EXERCISE GOAL: Show all lines holding the string "Accounts".

SOURCE RECORDS:
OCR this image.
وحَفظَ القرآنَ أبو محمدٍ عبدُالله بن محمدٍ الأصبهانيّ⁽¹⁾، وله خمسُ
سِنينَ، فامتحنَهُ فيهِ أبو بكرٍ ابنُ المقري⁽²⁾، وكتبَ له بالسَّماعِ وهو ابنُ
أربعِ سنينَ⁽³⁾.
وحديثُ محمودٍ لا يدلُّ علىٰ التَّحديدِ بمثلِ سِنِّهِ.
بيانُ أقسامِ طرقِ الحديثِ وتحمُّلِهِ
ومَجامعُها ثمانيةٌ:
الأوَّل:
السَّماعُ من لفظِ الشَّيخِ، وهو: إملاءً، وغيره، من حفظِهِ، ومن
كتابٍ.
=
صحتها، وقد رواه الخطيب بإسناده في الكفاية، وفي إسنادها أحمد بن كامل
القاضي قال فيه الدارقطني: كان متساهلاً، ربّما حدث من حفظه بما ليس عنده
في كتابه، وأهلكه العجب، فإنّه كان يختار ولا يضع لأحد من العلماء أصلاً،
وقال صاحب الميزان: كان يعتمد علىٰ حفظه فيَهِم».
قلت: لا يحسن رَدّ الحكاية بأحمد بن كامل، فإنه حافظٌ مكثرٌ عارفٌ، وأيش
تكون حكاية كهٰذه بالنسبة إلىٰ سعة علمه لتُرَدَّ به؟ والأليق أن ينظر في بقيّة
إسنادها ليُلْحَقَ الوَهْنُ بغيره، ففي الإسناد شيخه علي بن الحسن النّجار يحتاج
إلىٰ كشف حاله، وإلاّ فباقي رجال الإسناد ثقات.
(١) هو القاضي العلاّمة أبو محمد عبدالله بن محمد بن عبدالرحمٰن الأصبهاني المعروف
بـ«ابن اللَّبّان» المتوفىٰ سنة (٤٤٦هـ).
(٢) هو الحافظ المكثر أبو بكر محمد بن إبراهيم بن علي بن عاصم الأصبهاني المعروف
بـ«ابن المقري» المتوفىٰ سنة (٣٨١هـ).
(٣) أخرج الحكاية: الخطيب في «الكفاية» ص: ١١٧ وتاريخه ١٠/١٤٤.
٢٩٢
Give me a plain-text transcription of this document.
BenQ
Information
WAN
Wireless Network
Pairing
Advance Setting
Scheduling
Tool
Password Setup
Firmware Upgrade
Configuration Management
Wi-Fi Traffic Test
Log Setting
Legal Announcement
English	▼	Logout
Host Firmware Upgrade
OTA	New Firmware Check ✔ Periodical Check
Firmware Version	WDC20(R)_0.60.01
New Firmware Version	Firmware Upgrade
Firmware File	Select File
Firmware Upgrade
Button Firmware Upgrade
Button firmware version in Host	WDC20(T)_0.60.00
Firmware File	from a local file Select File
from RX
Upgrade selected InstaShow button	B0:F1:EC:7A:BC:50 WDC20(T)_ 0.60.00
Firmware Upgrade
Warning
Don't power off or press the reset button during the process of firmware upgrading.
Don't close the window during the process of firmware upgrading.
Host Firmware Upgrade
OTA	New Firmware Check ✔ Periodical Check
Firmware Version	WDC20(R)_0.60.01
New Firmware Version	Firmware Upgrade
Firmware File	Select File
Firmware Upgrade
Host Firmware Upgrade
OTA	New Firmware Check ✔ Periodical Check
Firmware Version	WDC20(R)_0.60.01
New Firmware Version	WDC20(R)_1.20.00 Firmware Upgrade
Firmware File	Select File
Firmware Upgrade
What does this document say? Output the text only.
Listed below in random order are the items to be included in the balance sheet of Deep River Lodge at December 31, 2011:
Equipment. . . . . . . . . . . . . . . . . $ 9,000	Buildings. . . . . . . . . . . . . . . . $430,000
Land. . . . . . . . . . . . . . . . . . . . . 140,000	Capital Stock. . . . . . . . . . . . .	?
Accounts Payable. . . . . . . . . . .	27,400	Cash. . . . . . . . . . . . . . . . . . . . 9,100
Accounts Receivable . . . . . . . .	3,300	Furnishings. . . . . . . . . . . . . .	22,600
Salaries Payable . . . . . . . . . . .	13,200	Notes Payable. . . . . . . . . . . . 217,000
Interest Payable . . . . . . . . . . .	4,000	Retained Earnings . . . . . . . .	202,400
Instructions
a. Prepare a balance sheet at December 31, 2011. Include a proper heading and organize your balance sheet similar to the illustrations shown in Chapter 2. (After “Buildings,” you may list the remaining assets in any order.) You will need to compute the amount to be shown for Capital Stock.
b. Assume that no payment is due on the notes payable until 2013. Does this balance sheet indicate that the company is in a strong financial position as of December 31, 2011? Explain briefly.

COMPLETED EXERCISE:
Accounts Payable. . . . . . . . . . .	27,400	Cash. . . . . . . . . . . . . . . . . . . . 9,100
Accounts Receivable . . . . . . . .	3,300	Furnishings. . . . . . . . . . . . . .	22,600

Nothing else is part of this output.